- _What to do_
Type out the data exactly as given. Skip any image.

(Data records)
+ + + + + + +

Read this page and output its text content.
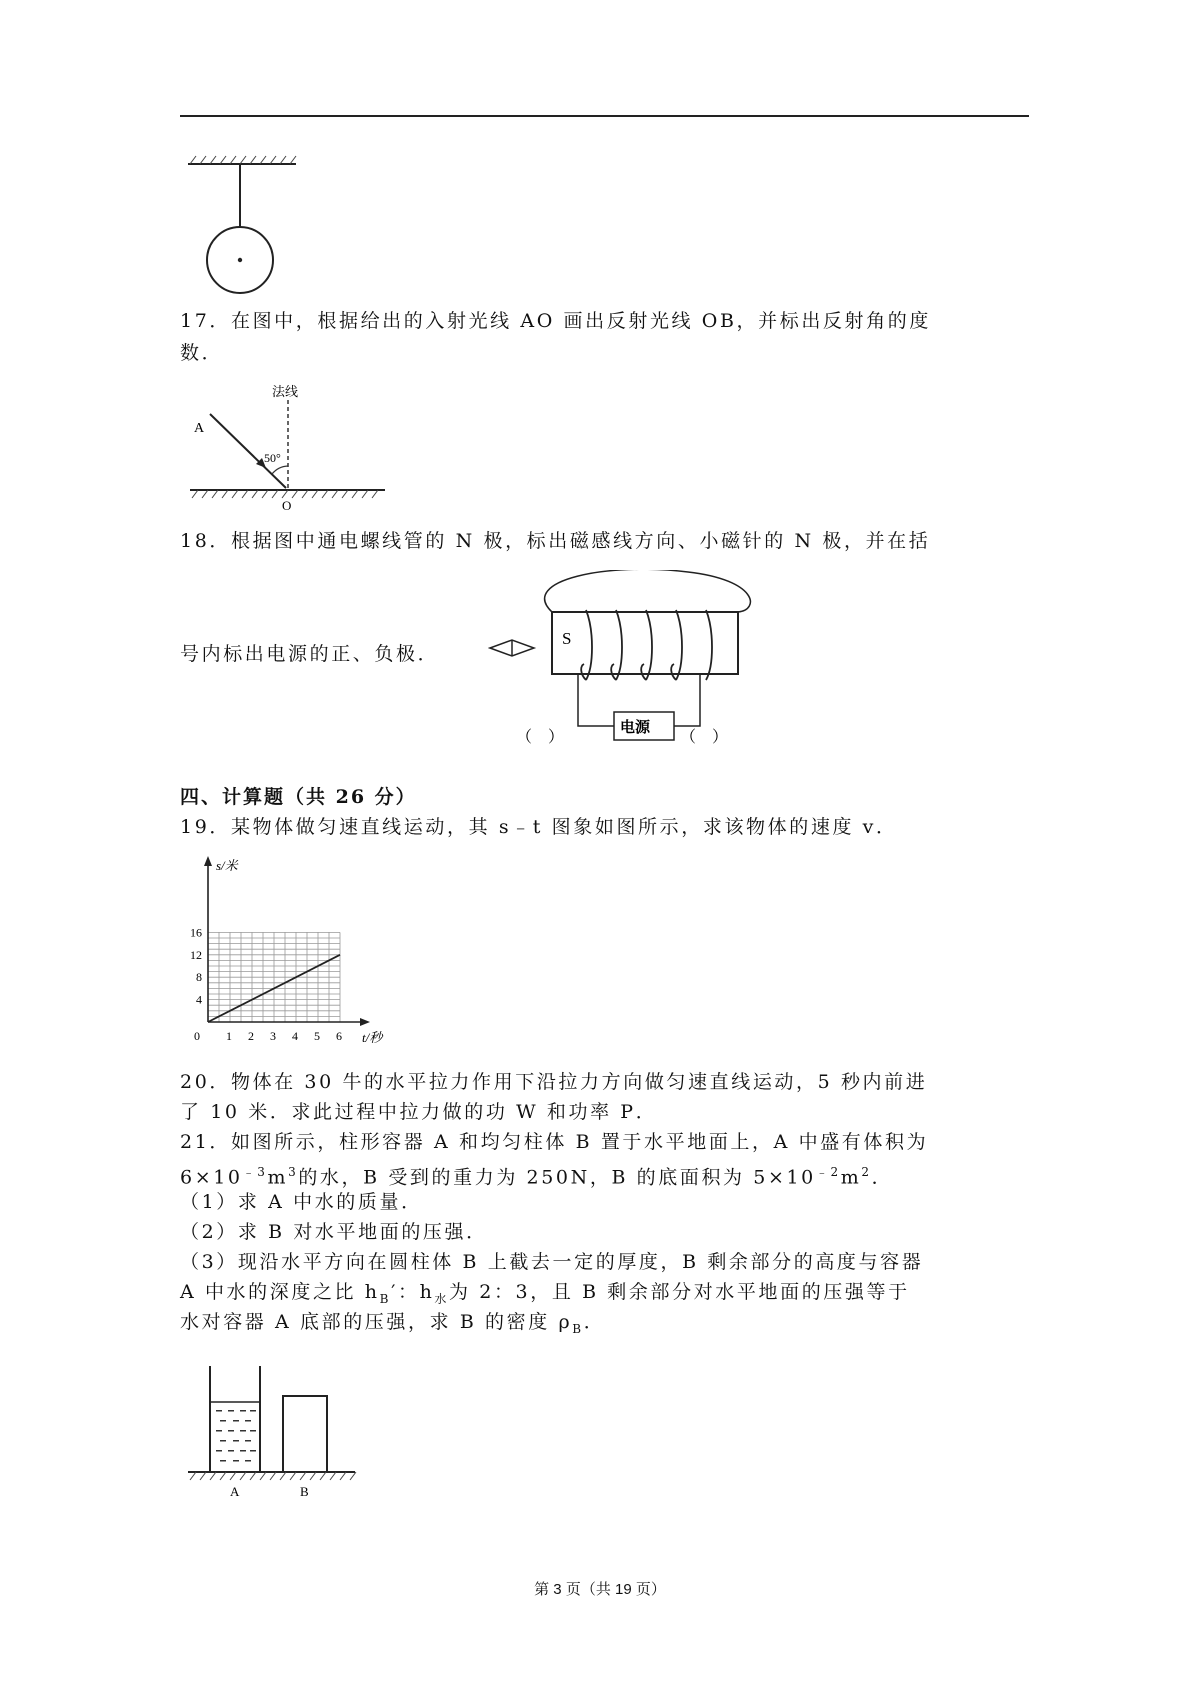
17．在图中，根据给出的入射光线 AO 画出反射光线 OB，并标出反射角的度
数．
法线
A
50°
O
18．根据图中通电螺线管的 N 极，标出磁感线方向、小磁针的 N 极，并在括
号内标出电源的正、负极．
S
电源
（　）	（　）
四、计算题（共 26 分）
19．某物体做匀速直线运动，其 s﹣t 图象如图所示，求该物体的速度 v．
s/米
t/秒
0 1 2 3 4 5 6
4
8
12
16
20．物体在 30 牛的水平拉力作用下沿拉力方向做匀速直线运动，5 秒内前进
了 10 米．求此过程中拉力做的功 W 和功率 P．
21．如图所示，柱形容器 A 和均匀柱体 B 置于水平地面上，A 中盛有体积为
$6\times 10^{﹣3}m^3$的水，B 受到的重力为 250N，B 的底面积为 $5\times 10^{﹣2}m^2$．
（1）求 A 中水的质量．
（2）求 B 对水平地面的压强．
（3）现沿水平方向在圆柱体 B 上截去一定的厚度，B 剩余部分的高度与容器
A 中水的深度之比 $h_B'$：$h_水$为 2：3，且 B 剩余部分对水平地面的压强等于
水对容器 A 底部的压强，求 B 的密度 $\rho_B$．
A	B
第 3 页（共 19 页）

+ + + + + + +

- _Reply to the exercise_
Read this page and output its text content.
17．在图中，根据给出的入射光线 AO 画出反射光线 OB，并标出反射角的度
数．
法线
A
50°
O
18．根据图中通电螺线管的 N 极，标出磁感线方向、小磁针的 N 极，并在括
号内标出电源的正、负极．
S
电源
（　）	（　）
四、计算题（共 26 分）
19．某物体做匀速直线运动，其 s﹣t 图象如图所示，求该物体的速度 v．
s/米
t/秒
0 1 2 3 4 5 6
4
8
12
16
20．物体在 30 牛的水平拉力作用下沿拉力方向做匀速直线运动，5 秒内前进
了 10 米．求此过程中拉力做的功 W 和功率 P．
21．如图所示，柱形容器 A 和均匀柱体 B 置于水平地面上，A 中盛有体积为
$6\times 10^{﹣3}m^3$的水，B 受到的重力为 250N，B 的底面积为 $5\times 10^{﹣2}m^2$．
（1）求 A 中水的质量．
（2）求 B 对水平地面的压强．
（3）现沿水平方向在圆柱体 B 上截去一定的厚度，B 剩余部分的高度与容器
A 中水的深度之比 $h_B'$：$h_水$为 2：3，且 B 剩余部分对水平地面的压强等于
水对容器 A 底部的压强，求 B 的密度 $\rho_B$．
A	B
第 3 页（共 19 页）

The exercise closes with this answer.